--- Exercise directions ---
The records below are to be repeated in full, exactly as they are.
***** The input *****
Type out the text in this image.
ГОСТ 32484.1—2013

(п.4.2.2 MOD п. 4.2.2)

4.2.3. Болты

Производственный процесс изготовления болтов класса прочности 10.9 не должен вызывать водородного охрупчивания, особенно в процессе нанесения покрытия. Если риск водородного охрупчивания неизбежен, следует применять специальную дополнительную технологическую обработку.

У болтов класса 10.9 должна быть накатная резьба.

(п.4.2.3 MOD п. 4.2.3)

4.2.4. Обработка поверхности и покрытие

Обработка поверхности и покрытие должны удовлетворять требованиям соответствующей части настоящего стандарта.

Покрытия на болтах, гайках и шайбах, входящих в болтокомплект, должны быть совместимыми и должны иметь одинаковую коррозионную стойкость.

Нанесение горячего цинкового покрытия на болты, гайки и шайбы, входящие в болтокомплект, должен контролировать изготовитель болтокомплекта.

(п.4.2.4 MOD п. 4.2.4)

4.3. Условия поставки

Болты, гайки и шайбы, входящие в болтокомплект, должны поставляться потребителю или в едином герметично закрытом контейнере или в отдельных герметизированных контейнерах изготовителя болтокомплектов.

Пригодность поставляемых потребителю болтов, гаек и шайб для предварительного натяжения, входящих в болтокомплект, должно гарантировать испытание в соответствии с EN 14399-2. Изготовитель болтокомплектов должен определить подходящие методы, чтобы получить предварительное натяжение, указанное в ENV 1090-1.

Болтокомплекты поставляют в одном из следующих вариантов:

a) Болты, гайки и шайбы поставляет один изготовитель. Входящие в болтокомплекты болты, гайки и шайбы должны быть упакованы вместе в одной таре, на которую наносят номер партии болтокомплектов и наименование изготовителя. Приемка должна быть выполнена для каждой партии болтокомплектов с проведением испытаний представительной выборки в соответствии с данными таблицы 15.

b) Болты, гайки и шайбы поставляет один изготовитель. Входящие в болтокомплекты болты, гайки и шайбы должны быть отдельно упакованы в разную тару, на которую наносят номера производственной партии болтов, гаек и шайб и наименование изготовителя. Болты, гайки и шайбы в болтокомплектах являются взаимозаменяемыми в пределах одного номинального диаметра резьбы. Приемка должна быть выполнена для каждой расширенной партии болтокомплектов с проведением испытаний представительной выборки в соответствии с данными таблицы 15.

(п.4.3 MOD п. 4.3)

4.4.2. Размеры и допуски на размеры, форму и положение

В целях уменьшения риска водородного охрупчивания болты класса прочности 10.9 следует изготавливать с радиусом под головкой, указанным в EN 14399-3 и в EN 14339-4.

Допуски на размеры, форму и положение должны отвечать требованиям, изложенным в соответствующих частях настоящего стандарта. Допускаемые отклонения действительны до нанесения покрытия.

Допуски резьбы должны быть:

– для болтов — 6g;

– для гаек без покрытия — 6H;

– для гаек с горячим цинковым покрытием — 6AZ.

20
*****
--- Exercise output ---
Type out the text in this image.
ГОСТ 32484.1—2013

(п.4.2.2 MOD п. 4.2.2)

4.2.3. Болты

Производственный процесс изготовления болтов класса прочности 10.9 не должен вызывать водородного охрупчивания, особенно в процессе нанесения покрытия. Если риск водородного охрупчивания неизбежен, следует применять специальную дополнительную технологическую обработку.

У болтов класса 10.9 должна быть накатная резьба.

(п.4.2.3 MOD п. 4.2.3)

4.2.4. Обработка поверхности и покрытие

Обработка поверхности и покрытие должны удовлетворять требованиям соответствующей части настоящего стандарта.

Покрытия на болтах, гайках и шайбах, входящих в болтокомплект, должны быть совместимыми и должны иметь одинаковую коррозионную стойкость.

Нанесение горячего цинкового покрытия на болты, гайки и шайбы, входящие в болтокомплект, должен контролировать изготовитель болтокомплекта.

(п.4.2.4 MOD п. 4.2.4)

4.3. Условия поставки

Болты, гайки и шайбы, входящие в болтокомплект, должны поставляться потребителю или в едином герметично закрытом контейнере или в отдельных герметизированных контейнерах изготовителя болтокомплектов.

Пригодность поставляемых потребителю болтов, гаек и шайб для предварительного натяжения, входящих в болтокомплект, должно гарантировать испытание в соответствии с EN 14399-2. Изготовитель болтокомплектов должен определить подходящие методы, чтобы получить предварительное натяжение, указанное в ENV 1090-1.

Болтокомплекты поставляют в одном из следующих вариантов:

a) Болты, гайки и шайбы поставляет один изготовитель. Входящие в болтокомплекты болты, гайки и шайбы должны быть упакованы вместе в одной таре, на которую наносят номер партии болтокомплектов и наименование изготовителя. Приемка должна быть выполнена для каждой партии болтокомплектов с проведением испытаний представительной выборки в соответствии с данными таблицы 15.

b) Болты, гайки и шайбы поставляет один изготовитель. Входящие в болтокомплекты болты, гайки и шайбы должны быть отдельно упакованы в разную тару, на которую наносят номера производственной партии болтов, гаек и шайб и наименование изготовителя. Болты, гайки и шайбы в болтокомплектах являются взаимозаменяемыми в пределах одного номинального диаметра резьбы. Приемка должна быть выполнена для каждой расширенной партии болтокомплектов с проведением испытаний представительной выборки в соответствии с данными таблицы 15.

(п.4.3 MOD п. 4.3)

4.4.2. Размеры и допуски на размеры, форму и положение

В целях уменьшения риска водородного охрупчивания болты класса прочности 10.9 следует изготавливать с радиусом под головкой, указанным в EN 14399-3 и в EN 14339-4.

Допуски на размеры, форму и положение должны отвечать требованиям, изложенным в соответствующих частях настоящего стандарта. Допускаемые отклонения действительны до нанесения покрытия.

Допуски резьбы должны быть:

– для болтов — 6g;

– для гаек без покрытия — 6H;

– для гаек с горячим цинковым покрытием — 6AZ.

20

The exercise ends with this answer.